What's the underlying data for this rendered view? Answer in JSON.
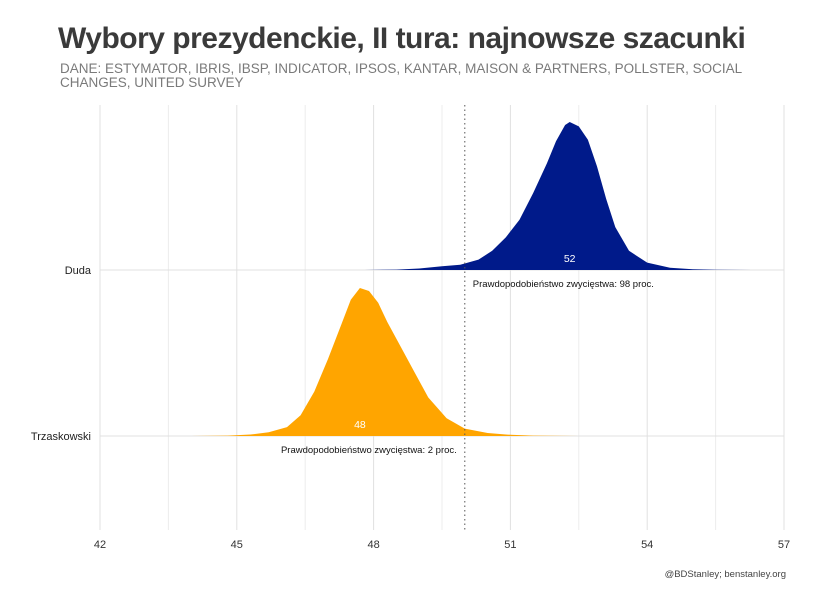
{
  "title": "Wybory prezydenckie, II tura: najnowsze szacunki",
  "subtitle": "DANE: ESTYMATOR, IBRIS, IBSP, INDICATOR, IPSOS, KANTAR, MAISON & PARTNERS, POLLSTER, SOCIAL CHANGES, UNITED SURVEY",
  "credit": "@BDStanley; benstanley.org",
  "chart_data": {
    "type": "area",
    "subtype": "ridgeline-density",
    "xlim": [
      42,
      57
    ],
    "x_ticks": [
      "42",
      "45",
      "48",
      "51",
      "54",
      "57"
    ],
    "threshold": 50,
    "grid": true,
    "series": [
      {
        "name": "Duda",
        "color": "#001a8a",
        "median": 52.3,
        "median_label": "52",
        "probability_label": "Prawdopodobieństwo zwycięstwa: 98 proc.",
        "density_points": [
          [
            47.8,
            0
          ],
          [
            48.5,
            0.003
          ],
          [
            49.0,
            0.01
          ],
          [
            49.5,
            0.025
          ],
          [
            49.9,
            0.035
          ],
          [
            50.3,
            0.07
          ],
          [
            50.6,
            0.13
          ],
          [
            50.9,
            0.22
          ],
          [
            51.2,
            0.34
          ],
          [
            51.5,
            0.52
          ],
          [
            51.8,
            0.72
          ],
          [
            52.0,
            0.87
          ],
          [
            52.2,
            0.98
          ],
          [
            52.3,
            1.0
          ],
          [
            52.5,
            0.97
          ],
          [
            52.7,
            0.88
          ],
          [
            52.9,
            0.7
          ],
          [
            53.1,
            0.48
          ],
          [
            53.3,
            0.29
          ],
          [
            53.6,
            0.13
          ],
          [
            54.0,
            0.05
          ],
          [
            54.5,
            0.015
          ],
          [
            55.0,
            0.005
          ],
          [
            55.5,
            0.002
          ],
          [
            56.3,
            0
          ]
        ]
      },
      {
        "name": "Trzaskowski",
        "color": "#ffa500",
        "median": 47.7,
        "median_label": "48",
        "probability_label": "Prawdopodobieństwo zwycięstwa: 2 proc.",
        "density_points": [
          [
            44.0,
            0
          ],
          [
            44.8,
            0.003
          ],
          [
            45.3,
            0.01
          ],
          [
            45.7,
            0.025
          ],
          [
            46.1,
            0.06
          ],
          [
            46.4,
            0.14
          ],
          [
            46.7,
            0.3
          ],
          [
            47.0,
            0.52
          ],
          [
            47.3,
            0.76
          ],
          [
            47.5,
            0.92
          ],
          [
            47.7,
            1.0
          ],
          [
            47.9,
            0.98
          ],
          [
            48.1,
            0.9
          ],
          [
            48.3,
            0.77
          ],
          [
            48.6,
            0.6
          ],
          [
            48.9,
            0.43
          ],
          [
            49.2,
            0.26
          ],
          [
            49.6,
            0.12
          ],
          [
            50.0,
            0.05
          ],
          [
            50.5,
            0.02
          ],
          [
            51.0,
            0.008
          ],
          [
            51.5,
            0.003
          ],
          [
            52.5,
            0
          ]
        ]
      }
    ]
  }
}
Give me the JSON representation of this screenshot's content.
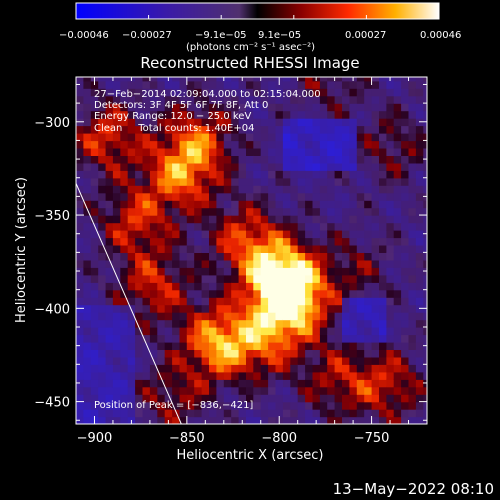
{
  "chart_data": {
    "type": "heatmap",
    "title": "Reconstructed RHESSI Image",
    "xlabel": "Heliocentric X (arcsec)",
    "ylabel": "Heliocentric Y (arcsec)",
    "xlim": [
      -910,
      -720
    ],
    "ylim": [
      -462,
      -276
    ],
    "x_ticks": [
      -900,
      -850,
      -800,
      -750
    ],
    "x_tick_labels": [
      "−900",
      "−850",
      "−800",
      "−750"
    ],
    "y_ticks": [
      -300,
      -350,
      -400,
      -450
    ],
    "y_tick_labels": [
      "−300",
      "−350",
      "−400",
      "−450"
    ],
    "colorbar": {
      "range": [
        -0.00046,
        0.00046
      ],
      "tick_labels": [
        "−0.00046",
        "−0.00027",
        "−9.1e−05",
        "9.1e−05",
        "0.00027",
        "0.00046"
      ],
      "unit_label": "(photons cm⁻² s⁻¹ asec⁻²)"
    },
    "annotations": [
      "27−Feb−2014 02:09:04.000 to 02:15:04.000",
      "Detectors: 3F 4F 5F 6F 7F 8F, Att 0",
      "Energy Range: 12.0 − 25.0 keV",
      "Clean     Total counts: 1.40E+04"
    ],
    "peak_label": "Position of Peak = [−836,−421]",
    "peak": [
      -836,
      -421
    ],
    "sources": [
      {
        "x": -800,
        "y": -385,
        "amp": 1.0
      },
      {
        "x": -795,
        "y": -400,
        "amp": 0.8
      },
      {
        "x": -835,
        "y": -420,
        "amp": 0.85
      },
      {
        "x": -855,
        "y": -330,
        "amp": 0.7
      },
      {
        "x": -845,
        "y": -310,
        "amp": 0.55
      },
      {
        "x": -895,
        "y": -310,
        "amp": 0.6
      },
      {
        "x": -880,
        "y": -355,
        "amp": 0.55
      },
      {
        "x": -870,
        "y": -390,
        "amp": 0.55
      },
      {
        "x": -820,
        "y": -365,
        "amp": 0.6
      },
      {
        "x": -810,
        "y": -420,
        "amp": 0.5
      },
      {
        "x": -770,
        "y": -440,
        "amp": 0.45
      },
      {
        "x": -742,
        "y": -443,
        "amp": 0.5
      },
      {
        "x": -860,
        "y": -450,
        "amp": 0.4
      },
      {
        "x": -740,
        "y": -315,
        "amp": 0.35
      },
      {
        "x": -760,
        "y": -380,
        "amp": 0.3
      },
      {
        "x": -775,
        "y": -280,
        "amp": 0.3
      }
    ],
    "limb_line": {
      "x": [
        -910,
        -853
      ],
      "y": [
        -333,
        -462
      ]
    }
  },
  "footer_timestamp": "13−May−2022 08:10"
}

- - -

**Written exercise**
In the entries above, find lines with "arcsec" and copy each.

**The reply**
    "xlabel": "Heliocentric X (arcsec)",
    "ylabel": "Heliocentric Y (arcsec)",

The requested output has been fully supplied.